## BEGIN Provided entries

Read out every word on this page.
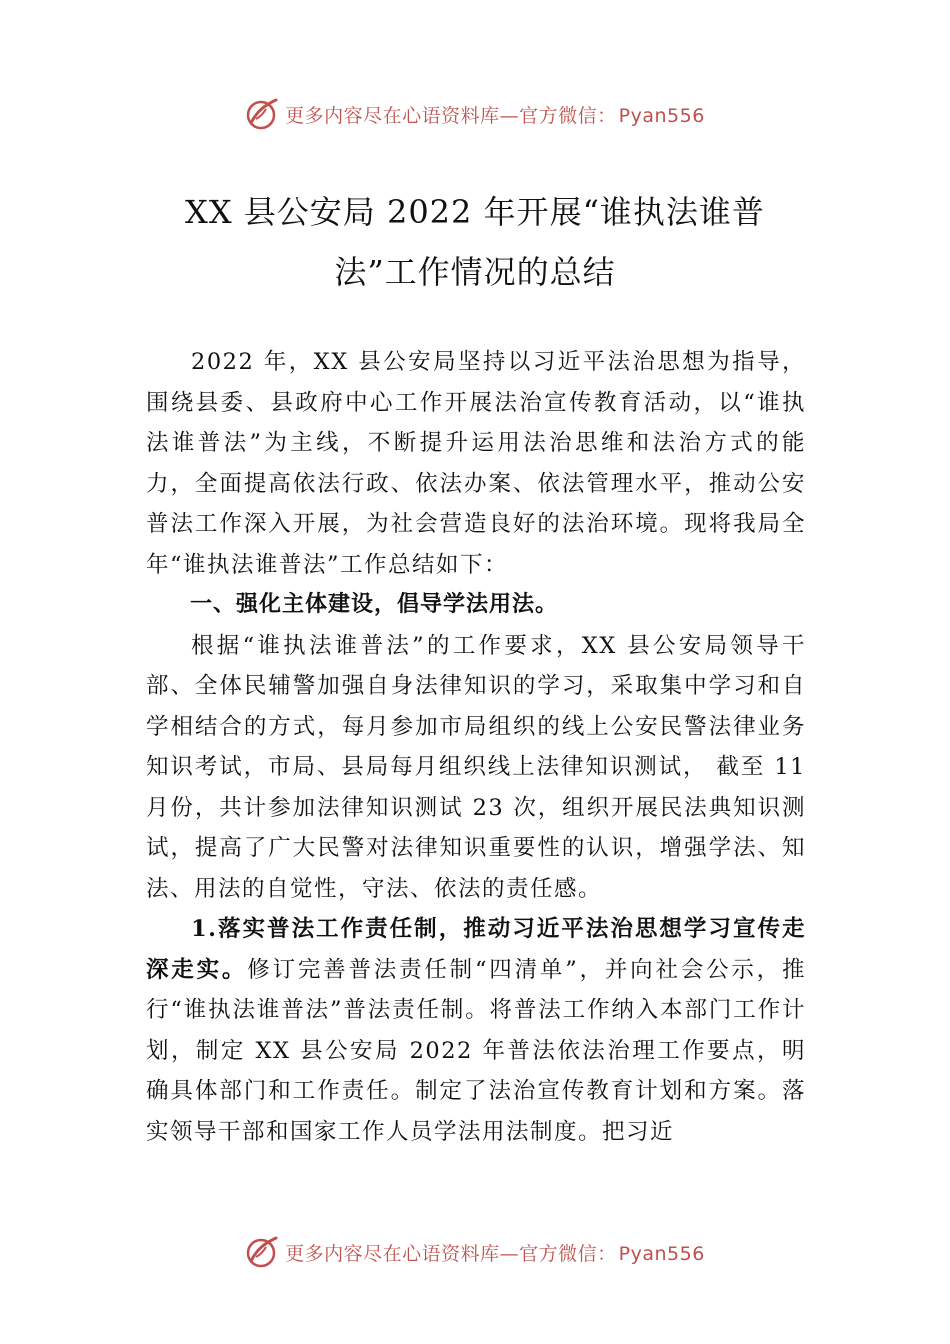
更多内容尽在心语资料库—官方微信： Pyan556
XX 县公安局 2022 年开展“谁执法谁普
法”工作情况的总结

2022 年，XX 县公安局坚持以习近平法治思想为指导，围绕县委、县政府中心工作开展法治宣传教育活动，以“谁执法谁普法”为主线，不断提升运用法治思维和法治方式的能力，全面提高依法行政、依法办案、依法管理水平，推动公安普法工作深入开展，为社会营造良好的法治环境。现将我局全年“谁执法谁普法”工作总结如下：

一、强化主体建设，倡导学法用法。

根据“谁执法谁普法”的工作要求，XX 县公安局领导干部、全体民辅警加强自身法律知识的学习，采取集中学习和自学相结合的方式，每月参加市局组织的线上公安民警法律业务知识考试，市局、县局每月组织线上法律知识测试， 截至 11 月份，共计参加法律知识测试 23 次，组织开展民法典知识测试，提高了广大民警对法律知识重要性的认识，增强学法、知法、用法的自觉性，守法、依法的责任感。

1.落实普法工作责任制，推动习近平法治思想学习宣传走深走实。修订完善普法责任制“四清单”，并向社会公示，推行“谁执法谁普法”普法责任制。将普法工作纳入本部门工作计划，制定 XX 县公安局 2022 年普法依法治理工作要点，明确具体部门和工作责任。制定了法治宣传教育计划和方案。落实领导干部和国家工作人员学法用法制度。把习近

更多内容尽在心语资料库—官方微信： Pyan556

## END Provided entries

> What is required:
Reproduce every line above as written, skipping pictures.

> Answer to this problem:
Read out every word on this page.
更多内容尽在心语资料库—官方微信： Pyan556
XX 县公安局 2022 年开展“谁执法谁普
法”工作情况的总结

2022 年，XX 县公安局坚持以习近平法治思想为指导，围绕县委、县政府中心工作开展法治宣传教育活动，以“谁执法谁普法”为主线，不断提升运用法治思维和法治方式的能力，全面提高依法行政、依法办案、依法管理水平，推动公安普法工作深入开展，为社会营造良好的法治环境。现将我局全年“谁执法谁普法”工作总结如下：

一、强化主体建设，倡导学法用法。

根据“谁执法谁普法”的工作要求，XX 县公安局领导干部、全体民辅警加强自身法律知识的学习，采取集中学习和自学相结合的方式，每月参加市局组织的线上公安民警法律业务知识考试，市局、县局每月组织线上法律知识测试， 截至 11 月份，共计参加法律知识测试 23 次，组织开展民法典知识测试，提高了广大民警对法律知识重要性的认识，增强学法、知法、用法的自觉性，守法、依法的责任感。

1.落实普法工作责任制，推动习近平法治思想学习宣传走深走实。修订完善普法责任制“四清单”，并向社会公示，推行“谁执法谁普法”普法责任制。将普法工作纳入本部门工作计划，制定 XX 县公安局 2022 年普法依法治理工作要点，明确具体部门和工作责任。制定了法治宣传教育计划和方案。落实领导干部和国家工作人员学法用法制度。把习近

更多内容尽在心语资料库—官方微信： Pyan556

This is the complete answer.